▸ **Data for the task**

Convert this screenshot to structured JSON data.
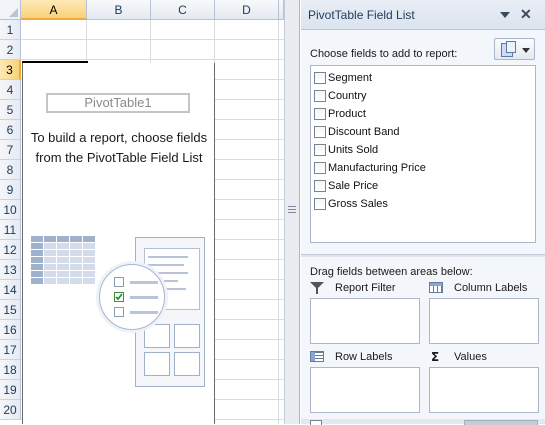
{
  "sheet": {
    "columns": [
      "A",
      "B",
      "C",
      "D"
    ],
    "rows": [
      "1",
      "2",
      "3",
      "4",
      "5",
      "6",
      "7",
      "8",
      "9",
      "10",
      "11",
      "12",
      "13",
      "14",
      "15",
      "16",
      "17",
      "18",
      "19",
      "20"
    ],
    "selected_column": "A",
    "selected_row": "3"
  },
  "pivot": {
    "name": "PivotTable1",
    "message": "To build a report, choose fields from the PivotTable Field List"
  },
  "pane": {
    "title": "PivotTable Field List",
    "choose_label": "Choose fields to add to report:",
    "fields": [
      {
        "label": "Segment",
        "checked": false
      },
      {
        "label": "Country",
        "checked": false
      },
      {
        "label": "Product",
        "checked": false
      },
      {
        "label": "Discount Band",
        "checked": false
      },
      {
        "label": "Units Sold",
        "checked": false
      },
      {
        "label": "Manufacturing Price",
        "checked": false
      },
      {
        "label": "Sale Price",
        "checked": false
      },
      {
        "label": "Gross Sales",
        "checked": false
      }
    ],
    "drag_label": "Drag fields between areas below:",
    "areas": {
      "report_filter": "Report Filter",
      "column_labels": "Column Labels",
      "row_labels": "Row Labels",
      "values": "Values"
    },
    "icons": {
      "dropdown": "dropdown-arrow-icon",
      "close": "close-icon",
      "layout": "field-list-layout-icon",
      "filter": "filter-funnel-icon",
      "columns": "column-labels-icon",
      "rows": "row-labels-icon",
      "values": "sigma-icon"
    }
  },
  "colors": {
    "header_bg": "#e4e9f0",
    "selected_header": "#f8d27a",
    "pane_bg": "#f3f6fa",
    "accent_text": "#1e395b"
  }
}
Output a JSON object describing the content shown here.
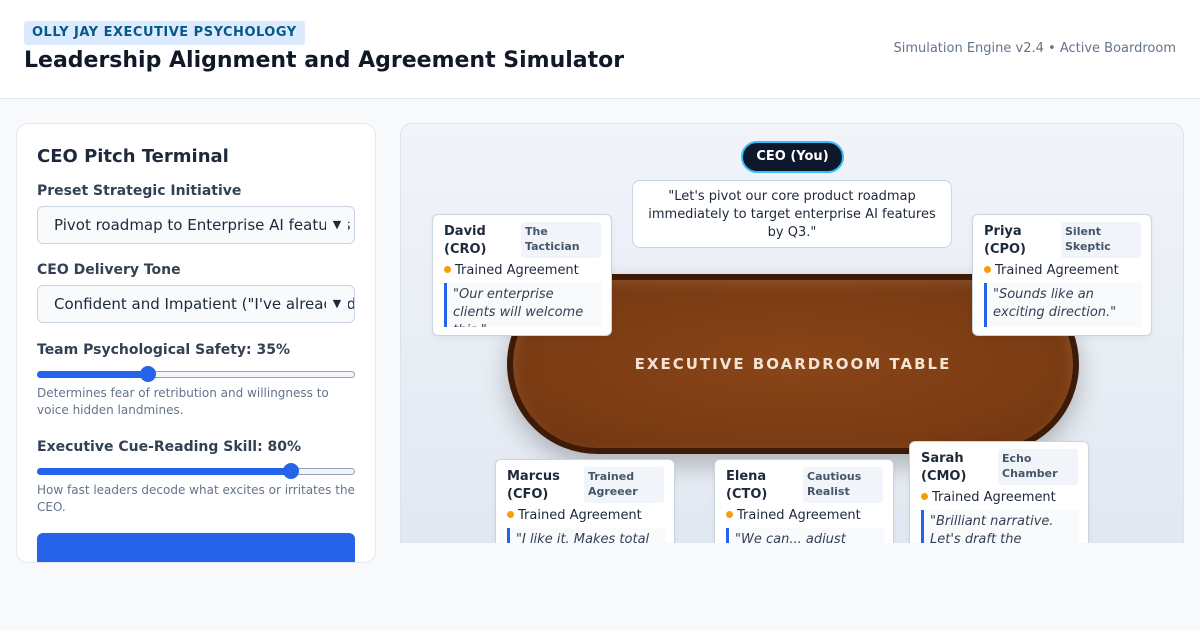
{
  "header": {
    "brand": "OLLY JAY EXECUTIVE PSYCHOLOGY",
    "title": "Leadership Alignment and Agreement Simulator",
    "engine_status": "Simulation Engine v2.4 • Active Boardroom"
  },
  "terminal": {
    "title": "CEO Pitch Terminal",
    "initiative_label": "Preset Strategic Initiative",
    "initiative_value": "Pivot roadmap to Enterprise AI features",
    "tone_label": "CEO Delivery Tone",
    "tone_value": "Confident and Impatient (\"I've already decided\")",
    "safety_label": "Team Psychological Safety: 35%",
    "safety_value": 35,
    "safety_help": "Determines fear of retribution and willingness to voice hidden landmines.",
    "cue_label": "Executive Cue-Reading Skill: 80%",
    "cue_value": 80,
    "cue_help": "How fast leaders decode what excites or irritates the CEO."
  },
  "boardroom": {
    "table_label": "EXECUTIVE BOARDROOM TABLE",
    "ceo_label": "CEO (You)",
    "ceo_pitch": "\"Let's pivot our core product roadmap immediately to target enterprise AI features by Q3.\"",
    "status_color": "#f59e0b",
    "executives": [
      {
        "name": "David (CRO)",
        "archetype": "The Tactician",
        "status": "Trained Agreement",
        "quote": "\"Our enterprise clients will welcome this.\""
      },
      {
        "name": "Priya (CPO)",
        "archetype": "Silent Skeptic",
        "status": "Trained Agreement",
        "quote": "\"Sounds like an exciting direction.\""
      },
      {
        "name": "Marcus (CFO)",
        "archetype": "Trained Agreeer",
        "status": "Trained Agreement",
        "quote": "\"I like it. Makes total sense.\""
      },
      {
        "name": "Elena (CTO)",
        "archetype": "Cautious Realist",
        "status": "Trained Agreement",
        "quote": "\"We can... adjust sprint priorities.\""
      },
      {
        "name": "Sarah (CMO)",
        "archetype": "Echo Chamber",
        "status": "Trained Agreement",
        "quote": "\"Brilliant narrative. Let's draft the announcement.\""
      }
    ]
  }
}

▸ **Short task**
In the records above, collect each line with "quote".

▸ **Correct result**
        "quote": "\"Our enterprise clients will welcome this.\""
        "quote": "\"Sounds like an exciting direction.\""
        "quote": "\"I like it. Makes total sense.\""
        "quote": "\"We can... adjust sprint priorities.\""
        "quote": "\"Brilliant narrative. Let's draft the announcement.\""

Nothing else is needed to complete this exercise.